▶ _DATA FOR THE TASK_:
┌──

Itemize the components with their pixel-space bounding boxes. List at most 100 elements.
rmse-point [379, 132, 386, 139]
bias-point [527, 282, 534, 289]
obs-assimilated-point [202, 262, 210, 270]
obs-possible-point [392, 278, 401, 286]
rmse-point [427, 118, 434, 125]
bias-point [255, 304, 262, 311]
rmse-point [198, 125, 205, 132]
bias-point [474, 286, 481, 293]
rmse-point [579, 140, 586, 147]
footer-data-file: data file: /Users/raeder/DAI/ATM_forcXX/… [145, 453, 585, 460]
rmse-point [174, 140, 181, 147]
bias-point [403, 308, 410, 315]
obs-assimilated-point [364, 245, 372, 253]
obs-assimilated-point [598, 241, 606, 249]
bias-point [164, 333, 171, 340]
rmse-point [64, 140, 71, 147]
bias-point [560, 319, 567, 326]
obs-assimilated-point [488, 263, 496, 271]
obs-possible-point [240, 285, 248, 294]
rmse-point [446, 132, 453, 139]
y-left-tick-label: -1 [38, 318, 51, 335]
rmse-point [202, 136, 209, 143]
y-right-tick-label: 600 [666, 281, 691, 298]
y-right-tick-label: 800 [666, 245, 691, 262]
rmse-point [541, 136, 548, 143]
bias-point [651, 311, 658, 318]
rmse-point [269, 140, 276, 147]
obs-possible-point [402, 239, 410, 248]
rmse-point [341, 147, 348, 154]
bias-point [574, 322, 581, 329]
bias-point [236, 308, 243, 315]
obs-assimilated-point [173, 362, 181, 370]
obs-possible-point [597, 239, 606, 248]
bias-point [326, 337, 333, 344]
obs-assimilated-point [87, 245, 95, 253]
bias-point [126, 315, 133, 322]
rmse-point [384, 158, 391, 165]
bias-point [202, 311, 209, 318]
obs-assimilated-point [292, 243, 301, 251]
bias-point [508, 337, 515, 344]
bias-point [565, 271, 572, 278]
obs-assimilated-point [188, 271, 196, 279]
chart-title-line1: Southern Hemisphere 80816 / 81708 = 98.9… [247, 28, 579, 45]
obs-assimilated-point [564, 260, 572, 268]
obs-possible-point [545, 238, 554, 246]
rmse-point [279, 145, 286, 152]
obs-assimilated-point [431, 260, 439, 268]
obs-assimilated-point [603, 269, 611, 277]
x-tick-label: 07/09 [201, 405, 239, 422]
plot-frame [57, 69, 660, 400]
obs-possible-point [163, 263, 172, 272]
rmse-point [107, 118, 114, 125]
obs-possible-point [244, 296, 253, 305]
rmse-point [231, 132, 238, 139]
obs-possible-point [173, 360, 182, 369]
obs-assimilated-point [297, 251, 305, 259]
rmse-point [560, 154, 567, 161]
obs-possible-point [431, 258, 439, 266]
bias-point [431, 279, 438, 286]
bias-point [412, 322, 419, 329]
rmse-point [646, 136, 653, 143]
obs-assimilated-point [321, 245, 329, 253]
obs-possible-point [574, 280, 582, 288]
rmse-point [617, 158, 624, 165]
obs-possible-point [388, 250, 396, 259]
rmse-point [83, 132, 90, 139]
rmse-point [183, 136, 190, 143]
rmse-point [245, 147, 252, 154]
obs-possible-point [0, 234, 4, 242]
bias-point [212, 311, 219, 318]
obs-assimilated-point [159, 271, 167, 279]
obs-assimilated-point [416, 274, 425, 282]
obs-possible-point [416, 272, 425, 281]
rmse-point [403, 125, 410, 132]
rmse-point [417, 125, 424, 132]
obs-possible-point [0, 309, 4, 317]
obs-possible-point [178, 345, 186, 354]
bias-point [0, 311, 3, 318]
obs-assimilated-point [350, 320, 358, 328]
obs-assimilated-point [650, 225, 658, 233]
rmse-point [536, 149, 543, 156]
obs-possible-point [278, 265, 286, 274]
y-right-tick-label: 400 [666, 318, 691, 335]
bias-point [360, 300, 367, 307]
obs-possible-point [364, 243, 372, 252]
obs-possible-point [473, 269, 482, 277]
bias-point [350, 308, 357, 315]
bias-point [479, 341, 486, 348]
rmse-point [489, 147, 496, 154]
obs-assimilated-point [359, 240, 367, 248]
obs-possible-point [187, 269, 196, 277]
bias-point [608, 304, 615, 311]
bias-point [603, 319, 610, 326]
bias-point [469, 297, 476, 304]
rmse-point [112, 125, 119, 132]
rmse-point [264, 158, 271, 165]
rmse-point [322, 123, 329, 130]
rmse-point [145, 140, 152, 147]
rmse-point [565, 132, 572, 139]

└──

▶ _GIVEN TASK_: Rename "bias-point" to "bias-marker" in everything from the first row down through the row containing "rmse-point [64, 140, 71, 147]". Write out those rows with nothing else changed.

▶ _RESULT_:
Itemize the components with their pixel-space bounding boxes. List at most 100 elements.
rmse-point [379, 132, 386, 139]
bias-marker [527, 282, 534, 289]
obs-assimilated-point [202, 262, 210, 270]
obs-possible-point [392, 278, 401, 286]
rmse-point [427, 118, 434, 125]
bias-marker [255, 304, 262, 311]
rmse-point [198, 125, 205, 132]
bias-marker [474, 286, 481, 293]
rmse-point [579, 140, 586, 147]
footer-data-file: data file: /Users/raeder/DAI/ATM_forcXX/… [145, 453, 585, 460]
rmse-point [174, 140, 181, 147]
bias-marker [403, 308, 410, 315]
obs-assimilated-point [364, 245, 372, 253]
obs-assimilated-point [598, 241, 606, 249]
bias-marker [164, 333, 171, 340]
rmse-point [64, 140, 71, 147]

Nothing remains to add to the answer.